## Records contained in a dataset

▬▬▬

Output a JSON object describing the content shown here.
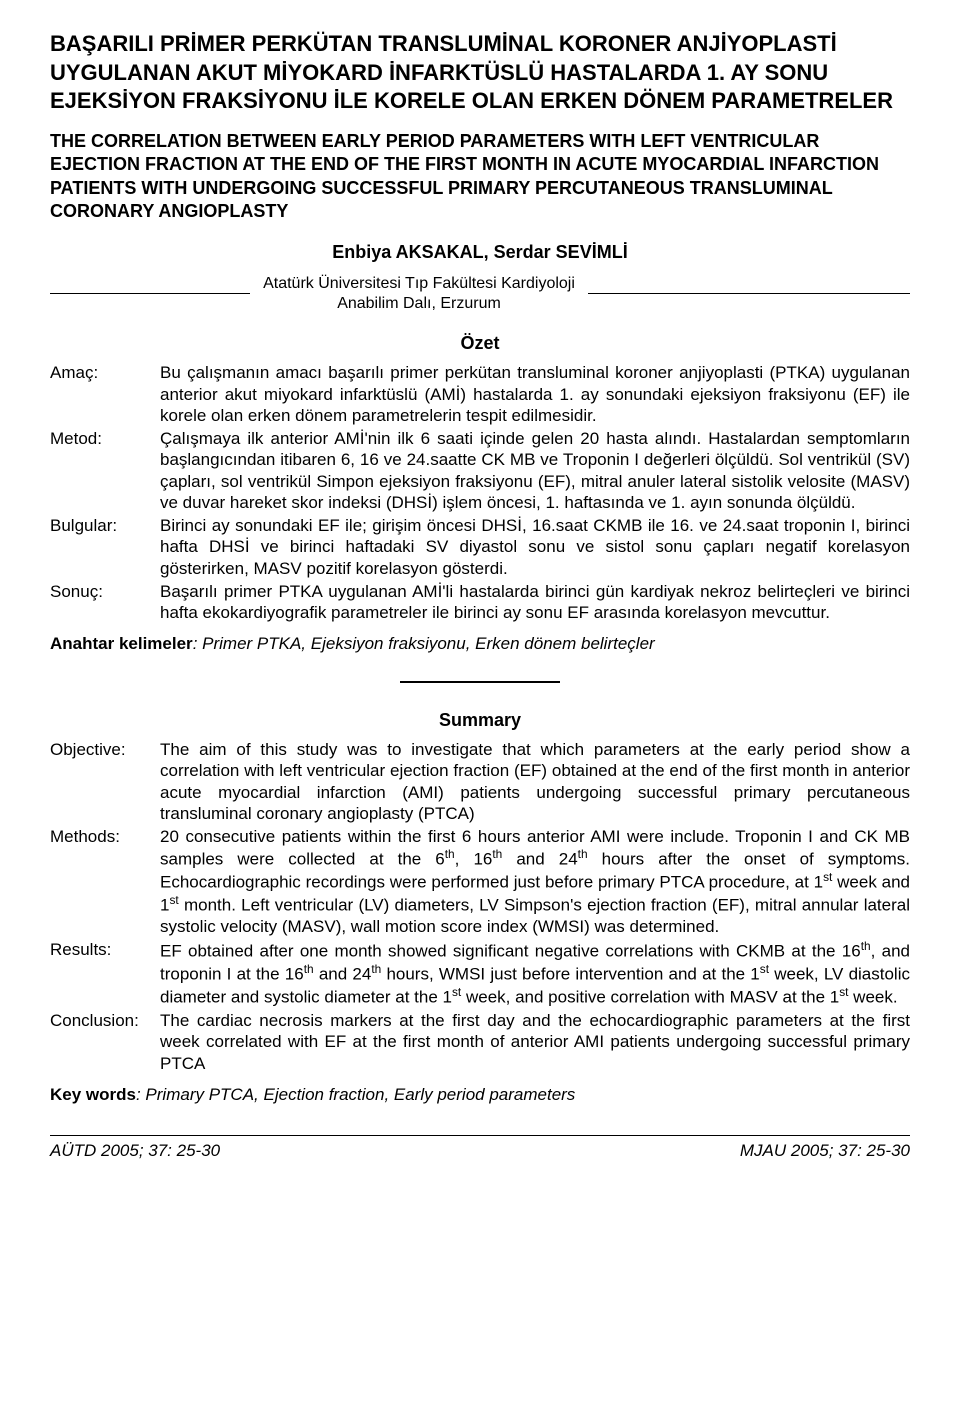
{
  "title_tr_line1": "BAŞARILI PRİMER PERKÜTAN TRANSLUMİNAL KORONER ANJİYOPLASTİ UYGULANAN AKUT MİYOKARD İNFARKTÜSLÜ HASTALARDA 1. AY SONU EJEKSİYON FRAKSİYONU İLE KORELE OLAN ERKEN DÖNEM PARAMETRELER",
  "title_en": "THE CORRELATION BETWEEN EARLY PERIOD PARAMETERS WITH LEFT VENTRICULAR EJECTION FRACTION AT THE END OF THE FIRST MONTH IN ACUTE MYOCARDIAL INFARCTION PATIENTS WITH UNDERGOING SUCCESSFUL PRIMARY PERCUTANEOUS TRANSLUMINAL CORONARY ANGIOPLASTY",
  "authors": "Enbiya AKSAKAL, Serdar SEVİMLİ",
  "affiliation": "Atatürk Üniversitesi Tıp Fakültesi Kardiyoloji Anabilim Dalı, Erzurum",
  "ozet_heading": "Özet",
  "ozet": {
    "amac_label": "Amaç:",
    "amac_text": "Bu çalışmanın amacı başarılı primer perkütan transluminal koroner anjiyoplasti (PTKA) uygulanan anterior akut miyokard infarktüslü (AMİ) hastalarda 1. ay sonundaki ejeksiyon fraksiyonu (EF) ile korele olan erken dönem parametrelerin tespit edilmesidir.",
    "metod_label": "Metod:",
    "metod_text": "Çalışmaya ilk anterior AMİ'nin ilk 6 saati içinde gelen 20 hasta alındı. Hastalardan semptomların başlangıcından itibaren 6, 16 ve 24.saatte CK MB ve Troponin I değerleri ölçüldü. Sol ventrikül (SV) çapları, sol ventrikül Simpon ejeksiyon fraksiyonu (EF), mitral anuler lateral sistolik velosite (MASV) ve duvar hareket skor indeksi (DHSİ) işlem öncesi, 1. haftasında ve 1. ayın sonunda ölçüldü.",
    "bulgular_label": "Bulgular:",
    "bulgular_text": "Birinci ay sonundaki EF ile; girişim öncesi DHSİ, 16.saat CKMB ile 16. ve 24.saat troponin I, birinci hafta DHSİ ve birinci haftadaki SV diyastol sonu ve sistol sonu çapları negatif korelasyon gösterirken, MASV pozitif korelasyon gösterdi.",
    "sonuc_label": "Sonuç:",
    "sonuc_text": "Başarılı primer PTKA uygulanan AMİ'li hastalarda birinci gün kardiyak nekroz belirteçleri ve birinci hafta ekokardiyografik parametreler ile birinci ay sonu EF arasında korelasyon mevcuttur."
  },
  "anahtar_label": "Anahtar kelimeler",
  "anahtar_val": ": Primer PTKA, Ejeksiyon fraksiyonu, Erken dönem belirteçler",
  "summary_heading": "Summary",
  "summary": {
    "objective_label": "Objective:",
    "objective_text": "The aim of this study was to investigate that which parameters at the early period show a correlation with left ventricular ejection fraction (EF) obtained at the end of the first month in anterior acute myocardial infarction (AMI) patients undergoing successful primary percutaneous transluminal coronary angioplasty (PTCA)",
    "methods_label": "Methods:",
    "results_label": "Results:",
    "conclusion_label": "Conclusion:",
    "conclusion_text": "The cardiac necrosis markers at the first day and the echocardiographic parameters at the first week correlated with EF at the first month of anterior AMI patients undergoing successful primary PTCA"
  },
  "key_label": "Key words",
  "key_val": ": Primary PTCA, Ejection fraction, Early period parameters",
  "footer_left": "AÜTD 2005; 37: 25-30",
  "footer_right": "MJAU 2005; 37: 25-30"
}
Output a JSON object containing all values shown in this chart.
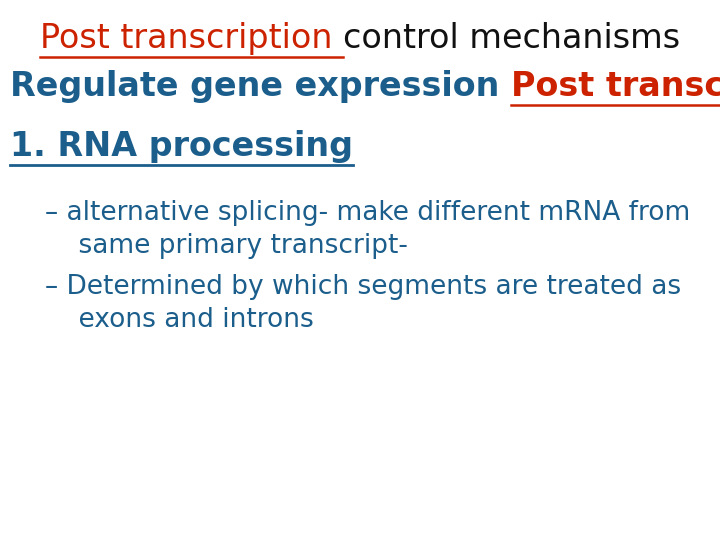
{
  "background_color": "#ffffff",
  "red_color": "#cc2200",
  "blue_color": "#1b5e8c",
  "black_color": "#111111",
  "title_fontsize": 24,
  "body_fontsize": 24,
  "bullet_fontsize": 19,
  "title_red": "Post transcription ",
  "title_black": "control mechanisms",
  "line2_blue": "Regulate gene expression ",
  "line2_red": "Post transcription :",
  "line3": "1. RNA processing",
  "b1l1": "– alternative splicing- make different mRNA from",
  "b1l2": "    same primary transcript-",
  "b2l1": "– Determined by which segments are treated as",
  "b2l2": "    exons and introns"
}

▬▬▬

## Try it
Whenever a line above includes the string "anterior", copy it.

## Response to this exercise
    "amac_text": "Bu çalışmanın amacı başarılı primer perkütan transluminal koroner anjiyoplasti (PTKA) uygulanan anterior akut miyokard infarktüslü (AMİ) hastalarda 1. ay sonundaki ejeksiyon fraksiyonu (EF) ile korele olan erken dönem parametrelerin tespit edilmesidir.",
    "metod_text": "Çalışmaya ilk anterior AMİ'nin ilk 6 saati içinde gelen 20 hasta alındı. Hastalardan semptomların başlangıcından itibaren 6, 16 ve 24.saatte CK MB ve Troponin I değerleri ölçüldü. Sol ventrikül (SV) çapları, sol ventrikül Simpon ejeksiyon fraksiyonu (EF), mitral anuler lateral sistolik velosite (MASV) ve duvar hareket skor indeksi (DHSİ) işlem öncesi, 1. haftasında ve 1. ayın sonunda ölçüldü.",
    "objective_text": "The aim of this study was to investigate that which parameters at the early period show a correlation with left ventricular ejection fraction (EF) obtained at the end of the first month in anterior acute myocardial infarction (AMI) patients undergoing successful primary percutaneous transluminal coronary angioplasty (PTCA)",
    "conclusion_text": "The cardiac necrosis markers at the first day and the echocardiographic parameters at the first week correlated with EF at the first month of anterior AMI patients undergoing successful primary PTCA"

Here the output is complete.